(Saved entries)
* Start *
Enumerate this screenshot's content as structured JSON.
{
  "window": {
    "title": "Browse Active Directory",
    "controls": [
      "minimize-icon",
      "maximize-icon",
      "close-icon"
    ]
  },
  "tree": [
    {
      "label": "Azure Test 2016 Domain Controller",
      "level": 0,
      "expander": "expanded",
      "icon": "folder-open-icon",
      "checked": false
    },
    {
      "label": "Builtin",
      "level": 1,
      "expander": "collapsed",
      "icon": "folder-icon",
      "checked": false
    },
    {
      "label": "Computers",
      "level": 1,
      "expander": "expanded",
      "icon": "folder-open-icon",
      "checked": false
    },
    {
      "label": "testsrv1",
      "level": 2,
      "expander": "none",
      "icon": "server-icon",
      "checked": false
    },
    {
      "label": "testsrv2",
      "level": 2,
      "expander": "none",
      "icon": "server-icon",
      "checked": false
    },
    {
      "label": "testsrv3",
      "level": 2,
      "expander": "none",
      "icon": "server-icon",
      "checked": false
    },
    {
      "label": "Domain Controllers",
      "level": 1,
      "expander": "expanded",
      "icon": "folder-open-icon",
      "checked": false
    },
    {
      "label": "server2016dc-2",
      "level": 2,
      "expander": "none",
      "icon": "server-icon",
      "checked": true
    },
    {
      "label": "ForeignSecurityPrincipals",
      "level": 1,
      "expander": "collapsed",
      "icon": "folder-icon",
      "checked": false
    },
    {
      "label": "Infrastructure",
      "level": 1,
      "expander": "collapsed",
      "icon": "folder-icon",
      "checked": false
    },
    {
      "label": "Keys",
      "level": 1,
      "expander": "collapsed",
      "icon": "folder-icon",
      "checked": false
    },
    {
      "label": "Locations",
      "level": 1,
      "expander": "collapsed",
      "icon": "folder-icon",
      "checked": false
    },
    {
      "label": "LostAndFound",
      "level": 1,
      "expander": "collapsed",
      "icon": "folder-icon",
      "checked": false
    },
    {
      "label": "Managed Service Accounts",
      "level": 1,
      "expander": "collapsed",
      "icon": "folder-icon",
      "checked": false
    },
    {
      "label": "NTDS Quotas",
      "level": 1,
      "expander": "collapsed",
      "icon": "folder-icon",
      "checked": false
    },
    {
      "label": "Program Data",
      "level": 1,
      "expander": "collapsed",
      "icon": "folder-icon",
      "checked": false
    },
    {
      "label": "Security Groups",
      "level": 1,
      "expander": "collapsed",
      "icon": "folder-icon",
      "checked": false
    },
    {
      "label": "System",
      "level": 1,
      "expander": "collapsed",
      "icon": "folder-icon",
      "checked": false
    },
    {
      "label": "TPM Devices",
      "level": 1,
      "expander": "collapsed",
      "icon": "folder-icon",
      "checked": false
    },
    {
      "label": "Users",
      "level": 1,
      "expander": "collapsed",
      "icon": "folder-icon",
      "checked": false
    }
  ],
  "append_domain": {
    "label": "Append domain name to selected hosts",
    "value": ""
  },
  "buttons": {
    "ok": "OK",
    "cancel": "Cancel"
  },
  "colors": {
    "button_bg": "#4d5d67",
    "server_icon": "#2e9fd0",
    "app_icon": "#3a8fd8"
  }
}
* End *
**Objective**.
Every line of the material must be returned exactly as it appears.

**Problem solution**.
Enumerate this screenshot's content as structured JSON.
{
  "window": {
    "title": "Browse Active Directory",
    "controls": [
      "minimize-icon",
      "maximize-icon",
      "close-icon"
    ]
  },
  "tree": [
    {
      "label": "Azure Test 2016 Domain Controller",
      "level": 0,
      "expander": "expanded",
      "icon": "folder-open-icon",
      "checked": false
    },
    {
      "label": "Builtin",
      "level": 1,
      "expander": "collapsed",
      "icon": "folder-icon",
      "checked": false
    },
    {
      "label": "Computers",
      "level": 1,
      "expander": "expanded",
      "icon": "folder-open-icon",
      "checked": false
    },
    {
      "label": "testsrv1",
      "level": 2,
      "expander": "none",
      "icon": "server-icon",
      "checked": false
    },
    {
      "label": "testsrv2",
      "level": 2,
      "expander": "none",
      "icon": "server-icon",
      "checked": false
    },
    {
      "label": "testsrv3",
      "level": 2,
      "expander": "none",
      "icon": "server-icon",
      "checked": false
    },
    {
      "label": "Domain Controllers",
      "level": 1,
      "expander": "expanded",
      "icon": "folder-open-icon",
      "checked": false
    },
    {
      "label": "server2016dc-2",
      "level": 2,
      "expander": "none",
      "icon": "server-icon",
      "checked": true
    },
    {
      "label": "ForeignSecurityPrincipals",
      "level": 1,
      "expander": "collapsed",
      "icon": "folder-icon",
      "checked": false
    },
    {
      "label": "Infrastructure",
      "level": 1,
      "expander": "collapsed",
      "icon": "folder-icon",
      "checked": false
    },
    {
      "label": "Keys",
      "level": 1,
      "expander": "collapsed",
      "icon": "folder-icon",
      "checked": false
    },
    {
      "label": "Locations",
      "level": 1,
      "expander": "collapsed",
      "icon": "folder-icon",
      "checked": false
    },
    {
      "label": "LostAndFound",
      "level": 1,
      "expander": "collapsed",
      "icon": "folder-icon",
      "checked": false
    },
    {
      "label": "Managed Service Accounts",
      "level": 1,
      "expander": "collapsed",
      "icon": "folder-icon",
      "checked": false
    },
    {
      "label": "NTDS Quotas",
      "level": 1,
      "expander": "collapsed",
      "icon": "folder-icon",
      "checked": false
    },
    {
      "label": "Program Data",
      "level": 1,
      "expander": "collapsed",
      "icon": "folder-icon",
      "checked": false
    },
    {
      "label": "Security Groups",
      "level": 1,
      "expander": "collapsed",
      "icon": "folder-icon",
      "checked": false
    },
    {
      "label": "System",
      "level": 1,
      "expander": "collapsed",
      "icon": "folder-icon",
      "checked": false
    },
    {
      "label": "TPM Devices",
      "level": 1,
      "expander": "collapsed",
      "icon": "folder-icon",
      "checked": false
    },
    {
      "label": "Users",
      "level": 1,
      "expander": "collapsed",
      "icon": "folder-icon",
      "checked": false
    }
  ],
  "append_domain": {
    "label": "Append domain name to selected hosts",
    "value": ""
  },
  "buttons": {
    "ok": "OK",
    "cancel": "Cancel"
  },
  "colors": {
    "button_bg": "#4d5d67",
    "server_icon": "#2e9fd0",
    "app_icon": "#3a8fd8"
  }
}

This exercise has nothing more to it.